• **Text excerpt**
/---

The importer also currently holds a lot of state in memory. Any posts that need the parent changed, users updated, or URL search-and-replace are stored in memory with maps of the data. This increases memory usage, and also means that the import isn’t resumable. Instead, we can store much of this data in the post metadata, which allows resuming importing as well as much easier debugging if a post’s data isn’t quite what you expect. This also moves the memory usage off to the database, which is much more efficient at deciding what’s important.


Right now, media importing has a few problems. It’s currently not idempotent (repeatable with the same result), so you can’t re-run or resume an import; the core attachment fetching is slow; and it’s built into the main importing process.

On import, the GUID of the attachment is changed to the new attachment URL. In the past, the GUID has been used by both WordPress core and plugins for the attachment URL, but this is now regarded as bad practice, and is avoided wherever possible. The Importer however doesn’t reflect these changes in attitude, as it still changes the GUID to avoid references to the old URL. This makes repeating an import (such as resuming an import, or doing a partial update) impossible, as there’s now no ID to cross-reference between the two. Removing the GUID change means we can easily check if an attachment has been imported already. The downside is that plugins still using the GUID may break; this needs to be fixed in the plugins in question, as the GUID is already an unreliable reference to the image.

As each attachment is imported into WordPress, we also sideload the image at the same time, which blocks the importing process. This means that you’re waiting on an image to download when you could be running the rest of the import. Instead, we can change this up to create the media posts as we go, but leave the downloading to post-processing. During post-processing, we can then use a HTTP tool or library that supports parallel downloads to fetch the images simultaneously and process them as they come in. This massively improves time taken for media importing. Decoupling the downloading means we can also handle downloads using a different tool, or even use the existing local files if we already have a copy of the uploads directory (!!!).


The importer was never built with anything except the admin UI in mind. This causes problems with things like CLI importing, where wp-cli needs to reinvent parts of the importer in order to use it nicely. The new importer is instead built with the CLI as a first-class citizen, allowing a much nicer import process.

One of the components of this is building logging support into the importer from the start. Typically, users will want lots of information about the import, but for those who frequently run the importer, it can be a pain to sort out the interesting messages from the regular logging. This is fixed by having a configurable logging level, which also allows detailed debugging if desired.

Let’s Go!

The rewritten Importer already fixes all of these issues, along with other long-standing bugs.

The plan for the Importer is to restore some of the features which didn’t make the cut along the road to this rewrite. Importantly, it currently doesn’t contain any admin UI, with only the CLI interface available. After the final pieces of compatibility are sorted out, the plan is to replace the existing Importer plugin with the rewrite, and ship a version 1 of the Importer. (Did you know the current stable version is only 0.6?)

I’d love to have your help improving this! If there’s anything you’ve ever wanted from the Importer, now’s the time to say so. Testing your export files with the new Importer to detect any discrepencies would be super helpful too, as due to the nature of the rewrite, it’s definitely possible that something’s been missed along the way.

Hopefully you care about the Importer as much as I do. Let’s make it great together.

\---

• **Data supplied**
/---

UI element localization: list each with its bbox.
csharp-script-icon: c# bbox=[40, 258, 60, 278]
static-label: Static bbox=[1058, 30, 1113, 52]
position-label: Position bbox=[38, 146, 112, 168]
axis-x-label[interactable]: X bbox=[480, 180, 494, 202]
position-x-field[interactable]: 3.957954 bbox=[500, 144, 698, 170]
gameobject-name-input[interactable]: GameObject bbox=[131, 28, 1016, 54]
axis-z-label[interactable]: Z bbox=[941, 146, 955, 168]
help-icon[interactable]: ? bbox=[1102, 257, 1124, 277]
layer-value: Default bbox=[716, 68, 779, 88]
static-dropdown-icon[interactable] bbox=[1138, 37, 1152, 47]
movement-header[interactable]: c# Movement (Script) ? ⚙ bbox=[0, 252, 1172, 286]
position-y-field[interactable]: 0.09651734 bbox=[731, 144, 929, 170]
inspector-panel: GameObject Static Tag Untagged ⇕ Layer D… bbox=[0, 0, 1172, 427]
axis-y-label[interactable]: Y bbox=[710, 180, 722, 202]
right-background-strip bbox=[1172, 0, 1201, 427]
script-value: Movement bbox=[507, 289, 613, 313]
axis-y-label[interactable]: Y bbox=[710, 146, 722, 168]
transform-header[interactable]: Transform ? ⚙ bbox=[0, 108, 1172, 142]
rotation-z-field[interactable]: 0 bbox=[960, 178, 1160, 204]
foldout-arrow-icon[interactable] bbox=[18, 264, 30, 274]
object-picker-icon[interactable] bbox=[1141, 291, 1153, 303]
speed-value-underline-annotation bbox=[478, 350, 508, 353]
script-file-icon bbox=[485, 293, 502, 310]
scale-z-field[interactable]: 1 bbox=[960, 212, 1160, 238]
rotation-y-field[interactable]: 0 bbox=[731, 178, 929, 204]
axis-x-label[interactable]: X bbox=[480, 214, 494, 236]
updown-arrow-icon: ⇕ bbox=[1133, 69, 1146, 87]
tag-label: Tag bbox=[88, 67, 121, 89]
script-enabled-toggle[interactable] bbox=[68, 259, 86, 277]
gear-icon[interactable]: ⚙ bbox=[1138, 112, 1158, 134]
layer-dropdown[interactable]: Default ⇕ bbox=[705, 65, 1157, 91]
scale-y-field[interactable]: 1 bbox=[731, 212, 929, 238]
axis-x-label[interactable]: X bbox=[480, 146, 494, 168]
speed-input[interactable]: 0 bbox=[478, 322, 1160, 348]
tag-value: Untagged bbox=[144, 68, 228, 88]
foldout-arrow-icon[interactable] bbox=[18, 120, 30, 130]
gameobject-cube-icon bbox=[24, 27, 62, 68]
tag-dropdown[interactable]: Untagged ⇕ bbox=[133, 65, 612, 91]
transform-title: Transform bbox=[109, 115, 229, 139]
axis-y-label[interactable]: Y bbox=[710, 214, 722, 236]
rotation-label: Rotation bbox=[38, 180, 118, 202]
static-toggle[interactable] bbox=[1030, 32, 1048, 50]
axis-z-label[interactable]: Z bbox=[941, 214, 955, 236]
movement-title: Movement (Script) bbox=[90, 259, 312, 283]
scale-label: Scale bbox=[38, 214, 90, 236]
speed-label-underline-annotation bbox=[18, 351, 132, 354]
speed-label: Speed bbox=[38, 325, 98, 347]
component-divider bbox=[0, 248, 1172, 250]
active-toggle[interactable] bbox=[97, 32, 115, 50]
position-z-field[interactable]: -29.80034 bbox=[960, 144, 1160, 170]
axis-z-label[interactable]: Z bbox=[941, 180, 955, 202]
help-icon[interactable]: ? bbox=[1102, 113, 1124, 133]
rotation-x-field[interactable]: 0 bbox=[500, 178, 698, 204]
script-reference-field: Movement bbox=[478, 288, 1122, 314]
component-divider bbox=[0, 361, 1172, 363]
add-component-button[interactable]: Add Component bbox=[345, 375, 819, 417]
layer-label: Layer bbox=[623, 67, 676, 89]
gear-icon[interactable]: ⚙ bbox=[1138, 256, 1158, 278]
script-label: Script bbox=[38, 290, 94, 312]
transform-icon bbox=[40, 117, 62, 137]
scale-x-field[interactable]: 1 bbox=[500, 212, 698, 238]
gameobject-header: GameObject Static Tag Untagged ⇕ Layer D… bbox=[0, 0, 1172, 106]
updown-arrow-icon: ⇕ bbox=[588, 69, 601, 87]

\---

• **Set of tasks**
1. Please set down the passage of the Importer rewrite text above between "The importer was" and "debugging if desired.", inclusive.
2. According to the Importer rewrite text above, which interface is the only one the rewritten Importer currently offers?

• **Answers by item**
1.
The importer was never built with anything except the admin UI in mind. This causes problems with things like CLI importing, where wp-cli needs to reinvent parts of the importer in order to use it nicely. The new importer is instead built with the CLI as a first-class citizen, allowing a much nicer import process.

One of the components of this is building logging support into the importer from the start. Typically, users will want lots of information about the import, but for those who frequently run the importer, it can be a pain to sort out the interesting messages from the regular logging. This is fixed by having a configurable logging level, which also allows detailed debugging if desired.

2. The CLI interface.